* What is required
Below is a listing; copy all of it exactly.

* Dataset
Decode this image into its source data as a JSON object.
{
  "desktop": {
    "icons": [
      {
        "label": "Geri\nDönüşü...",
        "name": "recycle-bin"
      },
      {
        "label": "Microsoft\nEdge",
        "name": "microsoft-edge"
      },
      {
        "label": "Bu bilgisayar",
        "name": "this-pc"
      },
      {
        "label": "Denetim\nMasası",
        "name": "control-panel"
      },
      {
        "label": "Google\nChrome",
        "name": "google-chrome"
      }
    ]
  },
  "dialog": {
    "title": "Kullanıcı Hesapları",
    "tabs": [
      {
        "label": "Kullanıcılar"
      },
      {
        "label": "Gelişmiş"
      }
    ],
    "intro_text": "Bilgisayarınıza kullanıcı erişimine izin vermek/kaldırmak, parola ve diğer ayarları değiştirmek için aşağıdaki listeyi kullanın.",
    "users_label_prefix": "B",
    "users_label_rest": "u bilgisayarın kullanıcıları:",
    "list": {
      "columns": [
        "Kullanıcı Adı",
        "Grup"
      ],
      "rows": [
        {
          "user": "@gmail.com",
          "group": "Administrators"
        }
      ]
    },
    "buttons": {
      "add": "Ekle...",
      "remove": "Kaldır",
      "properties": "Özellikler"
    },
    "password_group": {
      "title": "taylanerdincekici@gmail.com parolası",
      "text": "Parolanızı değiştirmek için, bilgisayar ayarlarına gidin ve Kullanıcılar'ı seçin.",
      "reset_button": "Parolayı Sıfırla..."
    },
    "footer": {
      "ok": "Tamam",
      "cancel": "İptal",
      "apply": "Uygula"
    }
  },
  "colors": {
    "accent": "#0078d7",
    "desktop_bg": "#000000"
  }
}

* Solution for this exercise
Decode this image into its source data as a JSON object.
{
  "desktop": {
    "icons": [
      {
        "label": "Geri\nDönüşü...",
        "name": "recycle-bin"
      },
      {
        "label": "Microsoft\nEdge",
        "name": "microsoft-edge"
      },
      {
        "label": "Bu bilgisayar",
        "name": "this-pc"
      },
      {
        "label": "Denetim\nMasası",
        "name": "control-panel"
      },
      {
        "label": "Google\nChrome",
        "name": "google-chrome"
      }
    ]
  },
  "dialog": {
    "title": "Kullanıcı Hesapları",
    "tabs": [
      {
        "label": "Kullanıcılar"
      },
      {
        "label": "Gelişmiş"
      }
    ],
    "intro_text": "Bilgisayarınıza kullanıcı erişimine izin vermek/kaldırmak, parola ve diğer ayarları değiştirmek için aşağıdaki listeyi kullanın.",
    "users_label_prefix": "B",
    "users_label_rest": "u bilgisayarın kullanıcıları:",
    "list": {
      "columns": [
        "Kullanıcı Adı",
        "Grup"
      ],
      "rows": [
        {
          "user": "@gmail.com",
          "group": "Administrators"
        }
      ]
    },
    "buttons": {
      "add": "Ekle...",
      "remove": "Kaldır",
      "properties": "Özellikler"
    },
    "password_group": {
      "title": "taylanerdincekici@gmail.com parolası",
      "text": "Parolanızı değiştirmek için, bilgisayar ayarlarına gidin ve Kullanıcılar'ı seçin.",
      "reset_button": "Parolayı Sıfırla..."
    },
    "footer": {
      "ok": "Tamam",
      "cancel": "İptal",
      "apply": "Uygula"
    }
  },
  "colors": {
    "accent": "#0078d7",
    "desktop_bg": "#000000"
  }
}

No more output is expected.